*WHAT YOU ARE ASKED TO DO*: Lines that contain the string "only" are to be copied; leave out all others.

*DATA LINES*:
────
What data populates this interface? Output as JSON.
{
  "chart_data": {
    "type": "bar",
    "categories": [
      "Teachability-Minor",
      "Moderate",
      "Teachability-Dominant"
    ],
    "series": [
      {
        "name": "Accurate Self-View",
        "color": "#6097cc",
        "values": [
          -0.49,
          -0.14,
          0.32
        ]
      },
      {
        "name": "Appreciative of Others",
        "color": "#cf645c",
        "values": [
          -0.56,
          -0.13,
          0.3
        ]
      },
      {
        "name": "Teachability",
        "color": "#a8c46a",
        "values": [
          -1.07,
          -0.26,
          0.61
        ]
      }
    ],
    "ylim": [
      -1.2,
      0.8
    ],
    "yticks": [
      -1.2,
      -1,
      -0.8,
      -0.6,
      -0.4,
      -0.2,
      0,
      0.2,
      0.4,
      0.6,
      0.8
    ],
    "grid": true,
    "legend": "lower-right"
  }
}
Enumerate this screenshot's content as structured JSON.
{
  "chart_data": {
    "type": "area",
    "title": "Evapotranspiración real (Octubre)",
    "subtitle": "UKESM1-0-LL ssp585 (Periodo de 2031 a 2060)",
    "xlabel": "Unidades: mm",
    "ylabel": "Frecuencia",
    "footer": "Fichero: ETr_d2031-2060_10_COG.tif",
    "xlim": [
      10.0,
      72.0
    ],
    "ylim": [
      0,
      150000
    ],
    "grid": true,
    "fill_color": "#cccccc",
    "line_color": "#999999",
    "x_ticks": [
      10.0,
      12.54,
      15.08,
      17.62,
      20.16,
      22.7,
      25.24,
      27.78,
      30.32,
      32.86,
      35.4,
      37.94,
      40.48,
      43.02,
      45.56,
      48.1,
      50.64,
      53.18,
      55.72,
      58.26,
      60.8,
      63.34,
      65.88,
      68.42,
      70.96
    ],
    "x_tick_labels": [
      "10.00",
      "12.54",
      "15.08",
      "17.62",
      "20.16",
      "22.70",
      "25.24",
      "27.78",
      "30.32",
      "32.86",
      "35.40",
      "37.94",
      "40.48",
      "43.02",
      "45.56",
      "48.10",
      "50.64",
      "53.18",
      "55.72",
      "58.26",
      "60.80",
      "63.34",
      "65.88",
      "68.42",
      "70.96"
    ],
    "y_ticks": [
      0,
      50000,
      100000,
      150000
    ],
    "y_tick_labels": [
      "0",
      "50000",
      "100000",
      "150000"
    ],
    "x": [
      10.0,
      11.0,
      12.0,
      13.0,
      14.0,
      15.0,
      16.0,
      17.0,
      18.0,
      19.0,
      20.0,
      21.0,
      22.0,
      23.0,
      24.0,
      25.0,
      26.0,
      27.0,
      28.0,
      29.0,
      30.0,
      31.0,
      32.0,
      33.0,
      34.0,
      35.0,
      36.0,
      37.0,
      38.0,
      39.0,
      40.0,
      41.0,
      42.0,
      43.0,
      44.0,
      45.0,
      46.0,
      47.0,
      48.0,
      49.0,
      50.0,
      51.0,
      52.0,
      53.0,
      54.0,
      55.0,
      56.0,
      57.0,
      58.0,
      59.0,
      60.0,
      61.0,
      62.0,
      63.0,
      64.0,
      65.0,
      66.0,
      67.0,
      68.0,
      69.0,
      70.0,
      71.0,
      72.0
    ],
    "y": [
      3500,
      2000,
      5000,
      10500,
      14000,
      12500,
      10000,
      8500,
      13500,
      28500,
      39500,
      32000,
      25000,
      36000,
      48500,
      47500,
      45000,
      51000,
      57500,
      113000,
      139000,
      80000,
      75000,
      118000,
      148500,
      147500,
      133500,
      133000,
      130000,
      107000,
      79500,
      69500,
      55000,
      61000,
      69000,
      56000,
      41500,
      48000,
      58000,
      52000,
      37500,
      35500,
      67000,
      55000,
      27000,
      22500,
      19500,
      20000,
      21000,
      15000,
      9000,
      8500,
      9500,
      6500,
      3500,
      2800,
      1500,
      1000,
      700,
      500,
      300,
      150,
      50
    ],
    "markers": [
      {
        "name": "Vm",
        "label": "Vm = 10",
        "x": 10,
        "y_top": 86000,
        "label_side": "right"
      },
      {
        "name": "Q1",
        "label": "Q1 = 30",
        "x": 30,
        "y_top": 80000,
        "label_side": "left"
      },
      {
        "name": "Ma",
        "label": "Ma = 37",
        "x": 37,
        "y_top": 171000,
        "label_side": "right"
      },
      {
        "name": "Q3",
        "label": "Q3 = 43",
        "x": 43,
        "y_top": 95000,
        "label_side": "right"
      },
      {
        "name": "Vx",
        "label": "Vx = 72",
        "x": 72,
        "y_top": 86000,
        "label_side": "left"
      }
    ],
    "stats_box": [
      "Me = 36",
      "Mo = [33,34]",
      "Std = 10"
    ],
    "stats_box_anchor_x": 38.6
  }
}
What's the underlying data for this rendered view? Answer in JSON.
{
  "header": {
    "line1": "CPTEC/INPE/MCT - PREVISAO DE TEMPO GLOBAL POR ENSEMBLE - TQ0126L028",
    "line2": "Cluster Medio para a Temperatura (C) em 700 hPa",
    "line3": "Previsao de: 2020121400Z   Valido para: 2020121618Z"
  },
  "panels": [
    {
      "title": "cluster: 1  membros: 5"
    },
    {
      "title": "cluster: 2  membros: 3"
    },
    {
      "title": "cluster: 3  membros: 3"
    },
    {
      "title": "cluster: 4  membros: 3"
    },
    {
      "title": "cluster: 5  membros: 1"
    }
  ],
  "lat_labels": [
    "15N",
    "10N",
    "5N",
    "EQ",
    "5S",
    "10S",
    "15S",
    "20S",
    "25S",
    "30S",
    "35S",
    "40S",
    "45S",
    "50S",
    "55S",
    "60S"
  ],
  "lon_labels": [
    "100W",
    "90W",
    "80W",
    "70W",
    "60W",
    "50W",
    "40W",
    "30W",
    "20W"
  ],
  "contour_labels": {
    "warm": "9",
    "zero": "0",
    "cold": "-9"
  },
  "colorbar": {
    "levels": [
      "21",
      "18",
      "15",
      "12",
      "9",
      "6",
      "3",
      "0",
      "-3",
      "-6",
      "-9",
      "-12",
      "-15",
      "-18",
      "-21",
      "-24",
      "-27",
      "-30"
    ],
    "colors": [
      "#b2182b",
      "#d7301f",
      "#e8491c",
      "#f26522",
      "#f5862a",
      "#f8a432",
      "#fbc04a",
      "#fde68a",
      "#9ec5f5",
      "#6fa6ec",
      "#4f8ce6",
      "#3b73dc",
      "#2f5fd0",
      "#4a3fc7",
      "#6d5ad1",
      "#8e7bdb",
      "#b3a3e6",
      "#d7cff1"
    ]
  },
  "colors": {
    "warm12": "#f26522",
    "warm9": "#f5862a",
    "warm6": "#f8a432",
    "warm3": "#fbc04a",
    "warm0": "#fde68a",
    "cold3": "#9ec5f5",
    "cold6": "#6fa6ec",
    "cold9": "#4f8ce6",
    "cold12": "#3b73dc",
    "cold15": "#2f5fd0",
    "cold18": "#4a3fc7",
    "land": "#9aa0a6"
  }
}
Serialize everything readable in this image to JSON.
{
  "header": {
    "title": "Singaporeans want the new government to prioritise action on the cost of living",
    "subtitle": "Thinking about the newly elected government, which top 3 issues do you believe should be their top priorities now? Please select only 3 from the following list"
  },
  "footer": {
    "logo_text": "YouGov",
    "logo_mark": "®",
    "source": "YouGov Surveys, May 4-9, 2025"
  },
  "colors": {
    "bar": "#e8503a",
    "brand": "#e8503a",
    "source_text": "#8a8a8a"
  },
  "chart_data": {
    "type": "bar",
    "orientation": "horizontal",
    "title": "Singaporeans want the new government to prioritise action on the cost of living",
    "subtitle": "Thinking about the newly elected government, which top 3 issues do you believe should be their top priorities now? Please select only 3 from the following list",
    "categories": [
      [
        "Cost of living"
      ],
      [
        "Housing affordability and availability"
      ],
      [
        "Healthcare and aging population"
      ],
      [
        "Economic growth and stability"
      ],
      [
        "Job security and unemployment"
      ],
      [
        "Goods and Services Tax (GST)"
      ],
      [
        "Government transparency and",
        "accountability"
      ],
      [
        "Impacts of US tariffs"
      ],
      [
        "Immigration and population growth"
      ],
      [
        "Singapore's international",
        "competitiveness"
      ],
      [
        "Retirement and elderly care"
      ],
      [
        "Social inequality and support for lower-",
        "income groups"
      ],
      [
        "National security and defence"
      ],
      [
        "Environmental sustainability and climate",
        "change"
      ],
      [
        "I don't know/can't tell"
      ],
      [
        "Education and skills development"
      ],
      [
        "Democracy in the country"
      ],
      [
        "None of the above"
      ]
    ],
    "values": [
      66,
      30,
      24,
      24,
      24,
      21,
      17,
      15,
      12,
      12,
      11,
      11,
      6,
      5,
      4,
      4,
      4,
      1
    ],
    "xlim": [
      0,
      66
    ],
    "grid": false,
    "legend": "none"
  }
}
────
*SOLUTION TO THIS PROBLEM*:
    "subtitle": "Thinking about the newly elected government, which top 3 issues do you believe should be their top priorities now? Please select only 3 from the following list"
    "subtitle": "Thinking about the newly elected government, which top 3 issues do you believe should be their top priorities now? Please select only 3 from the following list",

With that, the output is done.